- **Data provided**:
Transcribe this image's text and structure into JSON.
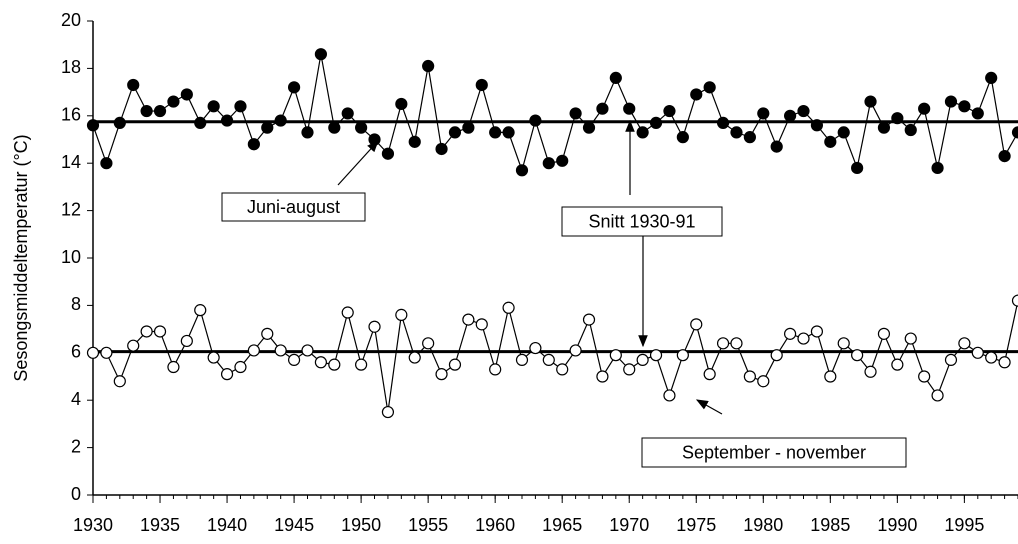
{
  "chart_data": {
    "type": "line",
    "y_label": "Sesongsmiddeltemperatur (°C)",
    "x": [
      1930,
      1931,
      1932,
      1933,
      1934,
      1935,
      1936,
      1937,
      1938,
      1939,
      1940,
      1941,
      1942,
      1943,
      1944,
      1945,
      1946,
      1947,
      1948,
      1949,
      1950,
      1951,
      1952,
      1953,
      1954,
      1955,
      1956,
      1957,
      1958,
      1959,
      1960,
      1961,
      1962,
      1963,
      1964,
      1965,
      1966,
      1967,
      1968,
      1969,
      1970,
      1971,
      1972,
      1973,
      1974,
      1975,
      1976,
      1977,
      1978,
      1979,
      1980,
      1981,
      1982,
      1983,
      1984,
      1985,
      1986,
      1987,
      1988,
      1989,
      1990,
      1991,
      1992,
      1993,
      1994,
      1995,
      1996,
      1997,
      1998,
      1999
    ],
    "series": [
      {
        "name": "Juni-august",
        "color": "#000000",
        "marker": "filled",
        "values": [
          15.6,
          14.0,
          15.7,
          17.3,
          16.2,
          16.2,
          16.6,
          16.9,
          15.7,
          16.4,
          15.8,
          16.4,
          14.8,
          15.5,
          15.8,
          17.2,
          15.3,
          18.6,
          15.5,
          16.1,
          15.5,
          15.0,
          14.4,
          16.5,
          14.9,
          18.1,
          14.6,
          15.3,
          15.5,
          17.3,
          15.3,
          15.3,
          13.7,
          15.8,
          14.0,
          14.1,
          16.1,
          15.5,
          16.3,
          17.6,
          16.3,
          15.3,
          15.7,
          16.2,
          15.1,
          16.9,
          17.2,
          15.7,
          15.3,
          15.1,
          16.1,
          14.7,
          16.0,
          16.2,
          15.6,
          14.9,
          15.3,
          13.8,
          16.6,
          15.5,
          15.9,
          15.4,
          16.3,
          13.8,
          16.6,
          16.4,
          16.1,
          17.6,
          14.3,
          15.3
        ]
      },
      {
        "name": "September - november",
        "color": "#000000",
        "marker": "open",
        "values": [
          6.0,
          6.0,
          4.8,
          6.3,
          6.9,
          6.9,
          5.4,
          6.5,
          7.8,
          5.8,
          5.1,
          5.4,
          6.1,
          6.8,
          6.1,
          5.7,
          6.1,
          5.6,
          5.5,
          7.7,
          5.5,
          7.1,
          3.5,
          7.6,
          5.8,
          6.4,
          5.1,
          5.5,
          7.4,
          7.2,
          5.3,
          7.9,
          5.7,
          6.2,
          5.7,
          5.3,
          6.1,
          7.4,
          5.0,
          5.9,
          5.3,
          5.7,
          5.9,
          4.2,
          5.9,
          7.2,
          5.1,
          6.4,
          6.4,
          5.0,
          4.8,
          5.9,
          6.8,
          6.6,
          6.9,
          5.0,
          6.4,
          5.9,
          5.2,
          6.8,
          5.5,
          6.6,
          5.0,
          4.2,
          5.7,
          6.4,
          6.0,
          5.8,
          5.6,
          8.2
        ]
      }
    ],
    "reference_lines": {
      "label": "Snitt 1930-91",
      "values": [
        15.75,
        6.05
      ]
    },
    "xlim": [
      1930,
      1999
    ],
    "xticks": [
      1930,
      1935,
      1940,
      1945,
      1950,
      1955,
      1960,
      1965,
      1970,
      1975,
      1980,
      1985,
      1990,
      1995
    ],
    "ylim": [
      0,
      20
    ],
    "yticks": [
      0,
      2,
      4,
      6,
      8,
      10,
      12,
      14,
      16,
      18,
      20
    ]
  }
}
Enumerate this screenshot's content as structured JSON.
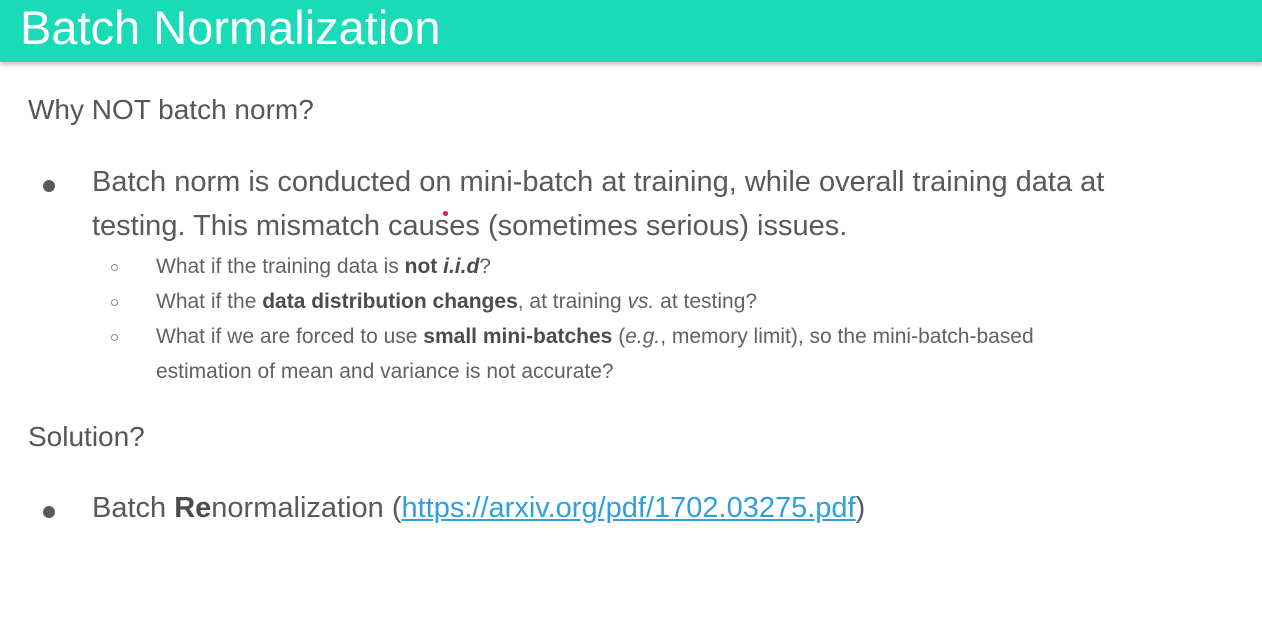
{
  "slide": {
    "title": "Batch Normalization",
    "heading1": "Why NOT batch norm?",
    "point1": {
      "line1": "Batch norm is conducted on mini-batch at training, while overall training data at",
      "line2": "testing. This mismatch causes (sometimes serious) issues."
    },
    "subpoints": {
      "s1": {
        "pre": "What if the training data is ",
        "bold": "not ",
        "bolditalic": "i.i.d",
        "post": "?"
      },
      "s2": {
        "pre": "What if the ",
        "bold": "data distribution changes",
        "mid": ", at training ",
        "italic": "vs.",
        "post": " at testing?"
      },
      "s3": {
        "pre": "What if we are forced to use ",
        "bold": "small mini-batches",
        "mid1": " (",
        "italic": "e.g.",
        "mid2": ", memory limit), so the mini-batch-based",
        "line2": "estimation of mean and variance is not accurate?"
      }
    },
    "heading2": "Solution?",
    "point2": {
      "pre": "Batch ",
      "bold": "Re",
      "mid": "normalization (",
      "link": "https://arxiv.org/pdf/1702.03275.pdf",
      "post": ")"
    }
  },
  "colors": {
    "title_bar": "#19dbb8",
    "link": "#2f9fe0",
    "text": "#595959"
  }
}
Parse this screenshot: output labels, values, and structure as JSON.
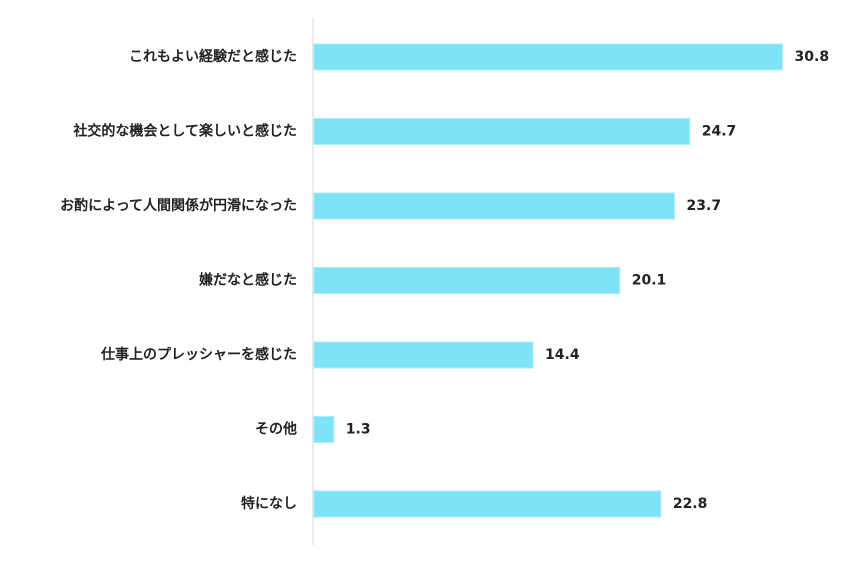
{
  "chart_data": {
    "type": "bar",
    "orientation": "horizontal",
    "categories": [
      "これもよい経験だと感じた",
      "社交的な機会として楽しいと感じた",
      "お酌によって人間関係が円滑になった",
      "嫌だなと感じた",
      "仕事上のプレッシャーを感じた",
      "その他",
      "特になし"
    ],
    "values": [
      30.8,
      24.7,
      23.7,
      20.1,
      14.4,
      1.3,
      22.8
    ],
    "title": "",
    "xlabel": "",
    "ylabel": "",
    "xlim": [
      0,
      33
    ],
    "grid": false,
    "legend": "none",
    "bar_color": "#7fe3f8",
    "bar_edge_color": "#a9eefb",
    "axis_color": "#d9d9d9"
  }
}
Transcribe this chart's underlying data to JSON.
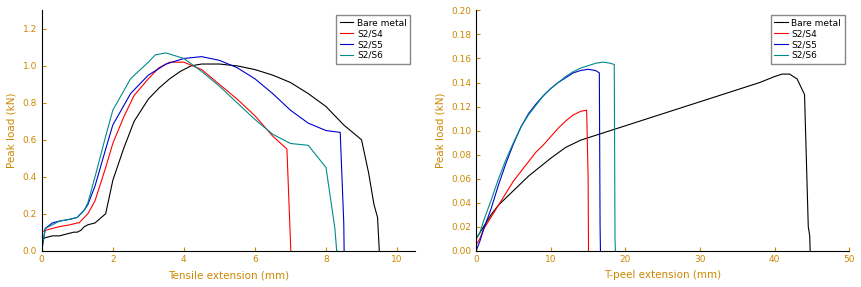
{
  "left": {
    "xlabel": "Tensile extension (mm)",
    "ylabel": "Peak load (kN)",
    "xlim": [
      0,
      10.5
    ],
    "ylim": [
      0,
      1.3
    ],
    "yticks": [
      0.0,
      0.2,
      0.4,
      0.6,
      0.8,
      1.0,
      1.2
    ],
    "xticks": [
      0,
      2,
      4,
      6,
      8,
      10
    ],
    "legend_labels": [
      "Bare metal",
      "S2/S4",
      "S2/S5",
      "S2/S6"
    ],
    "line_colors": [
      "#000000",
      "#ff0000",
      "#0000cd",
      "#008b8b"
    ],
    "series": {
      "bare_metal": {
        "x": [
          0.0,
          0.1,
          0.3,
          0.5,
          0.7,
          0.9,
          1.0,
          1.1,
          1.15,
          1.2,
          1.3,
          1.5,
          1.8,
          2.0,
          2.3,
          2.6,
          3.0,
          3.3,
          3.6,
          3.9,
          4.2,
          4.5,
          5.0,
          5.5,
          6.0,
          6.5,
          7.0,
          7.5,
          8.0,
          8.5,
          9.0,
          9.2,
          9.35,
          9.45,
          9.5
        ],
        "y": [
          0.06,
          0.07,
          0.08,
          0.08,
          0.09,
          0.1,
          0.1,
          0.11,
          0.12,
          0.13,
          0.14,
          0.15,
          0.2,
          0.38,
          0.55,
          0.7,
          0.82,
          0.88,
          0.93,
          0.97,
          1.0,
          1.01,
          1.01,
          1.0,
          0.98,
          0.95,
          0.91,
          0.85,
          0.78,
          0.68,
          0.6,
          0.42,
          0.25,
          0.18,
          0.0
        ]
      },
      "s2s4": {
        "x": [
          0.0,
          0.1,
          0.3,
          0.5,
          0.8,
          1.0,
          1.05,
          1.1,
          1.15,
          1.2,
          1.3,
          1.5,
          1.8,
          2.0,
          2.3,
          2.6,
          3.0,
          3.3,
          3.6,
          4.0,
          4.5,
          5.0,
          5.5,
          6.0,
          6.5,
          6.9,
          6.95,
          7.0,
          7.01
        ],
        "y": [
          0.1,
          0.11,
          0.12,
          0.13,
          0.14,
          0.15,
          0.15,
          0.16,
          0.17,
          0.18,
          0.2,
          0.27,
          0.45,
          0.58,
          0.72,
          0.84,
          0.93,
          0.99,
          1.02,
          1.02,
          0.98,
          0.9,
          0.82,
          0.73,
          0.62,
          0.55,
          0.3,
          0.05,
          0.0
        ]
      },
      "s2s5": {
        "x": [
          0.0,
          0.1,
          0.3,
          0.5,
          0.8,
          1.0,
          1.05,
          1.1,
          1.15,
          1.2,
          1.3,
          1.5,
          1.8,
          2.0,
          2.5,
          3.0,
          3.5,
          4.0,
          4.5,
          5.0,
          5.5,
          6.0,
          6.5,
          7.0,
          7.5,
          8.0,
          8.4,
          8.5,
          8.51
        ],
        "y": [
          0.0,
          0.12,
          0.15,
          0.16,
          0.17,
          0.18,
          0.19,
          0.2,
          0.21,
          0.22,
          0.25,
          0.35,
          0.55,
          0.68,
          0.85,
          0.95,
          1.01,
          1.04,
          1.05,
          1.03,
          0.99,
          0.93,
          0.85,
          0.76,
          0.69,
          0.65,
          0.64,
          0.15,
          0.0
        ]
      },
      "s2s6": {
        "x": [
          0.0,
          0.1,
          0.3,
          0.5,
          0.8,
          1.0,
          1.05,
          1.1,
          1.2,
          1.3,
          1.5,
          1.8,
          2.0,
          2.5,
          3.0,
          3.2,
          3.5,
          4.0,
          4.5,
          5.0,
          5.5,
          6.0,
          6.5,
          7.0,
          7.5,
          8.0,
          8.25,
          8.3,
          8.31
        ],
        "y": [
          0.0,
          0.12,
          0.14,
          0.16,
          0.17,
          0.18,
          0.19,
          0.2,
          0.22,
          0.26,
          0.4,
          0.62,
          0.76,
          0.93,
          1.02,
          1.06,
          1.07,
          1.04,
          0.97,
          0.89,
          0.8,
          0.71,
          0.63,
          0.58,
          0.57,
          0.45,
          0.12,
          0.0,
          0.0
        ]
      }
    }
  },
  "right": {
    "xlabel": "T-peel extension (mm)",
    "ylabel": "Peak load (kN)",
    "xlim": [
      0,
      50
    ],
    "ylim": [
      0,
      0.2
    ],
    "yticks": [
      0.0,
      0.02,
      0.04,
      0.06,
      0.08,
      0.1,
      0.12,
      0.14,
      0.16,
      0.18,
      0.2
    ],
    "xticks": [
      0,
      10,
      20,
      30,
      40,
      50
    ],
    "legend_labels": [
      "Bare metal",
      "S2/S4",
      "S2/S5",
      "S2/S6"
    ],
    "line_colors": [
      "#000000",
      "#ff0000",
      "#0000cd",
      "#008b8b"
    ],
    "series": {
      "bare_metal": {
        "x": [
          0,
          0.5,
          1,
          2,
          3,
          4,
          5,
          6,
          7,
          8,
          9,
          10,
          12,
          14,
          16,
          18,
          20,
          22,
          24,
          26,
          28,
          30,
          32,
          34,
          36,
          38,
          40,
          41,
          42,
          43,
          44,
          44.5,
          44.7,
          44.75
        ],
        "y": [
          0.01,
          0.015,
          0.02,
          0.03,
          0.038,
          0.044,
          0.05,
          0.056,
          0.062,
          0.067,
          0.072,
          0.077,
          0.086,
          0.092,
          0.096,
          0.1,
          0.104,
          0.108,
          0.112,
          0.116,
          0.12,
          0.124,
          0.128,
          0.132,
          0.136,
          0.14,
          0.145,
          0.147,
          0.147,
          0.143,
          0.13,
          0.02,
          0.012,
          0.0
        ]
      },
      "s2s4": {
        "x": [
          0,
          0.5,
          1,
          2,
          3,
          4,
          5,
          6,
          7,
          8,
          9,
          10,
          11,
          12,
          13,
          14,
          14.8,
          15.0,
          15.05
        ],
        "y": [
          0.005,
          0.01,
          0.018,
          0.028,
          0.038,
          0.048,
          0.058,
          0.066,
          0.074,
          0.082,
          0.088,
          0.095,
          0.102,
          0.108,
          0.113,
          0.116,
          0.117,
          0.06,
          0.0
        ]
      },
      "s2s5": {
        "x": [
          0,
          0.5,
          1,
          2,
          3,
          4,
          5,
          6,
          7,
          8,
          9,
          10,
          11,
          12,
          13,
          14,
          15,
          16,
          16.5,
          16.6,
          16.65
        ],
        "y": [
          0.0,
          0.008,
          0.018,
          0.035,
          0.055,
          0.073,
          0.089,
          0.103,
          0.114,
          0.122,
          0.129,
          0.135,
          0.14,
          0.144,
          0.148,
          0.15,
          0.151,
          0.15,
          0.148,
          0.02,
          0.0
        ]
      },
      "s2s6": {
        "x": [
          0,
          0.5,
          1,
          2,
          3,
          4,
          5,
          6,
          7,
          8,
          9,
          10,
          11,
          12,
          13,
          14,
          15,
          16,
          17,
          18,
          18.5,
          18.6,
          18.65
        ],
        "y": [
          0.01,
          0.015,
          0.025,
          0.042,
          0.06,
          0.076,
          0.09,
          0.103,
          0.113,
          0.121,
          0.129,
          0.135,
          0.14,
          0.145,
          0.149,
          0.152,
          0.154,
          0.156,
          0.157,
          0.156,
          0.155,
          0.01,
          0.0
        ]
      }
    }
  },
  "tick_color": "#cc8800",
  "label_color": "#cc8800",
  "spine_color": "#000000"
}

- **Directions for this task**:
In the entries above, identify every line with the word "xlabel". Copy those lines.

- **Solution to this task**:
    "xlabel": "",
    "xlabel": "Tensile extension (mm)",
    "xlabel": "T-peel extension (mm)",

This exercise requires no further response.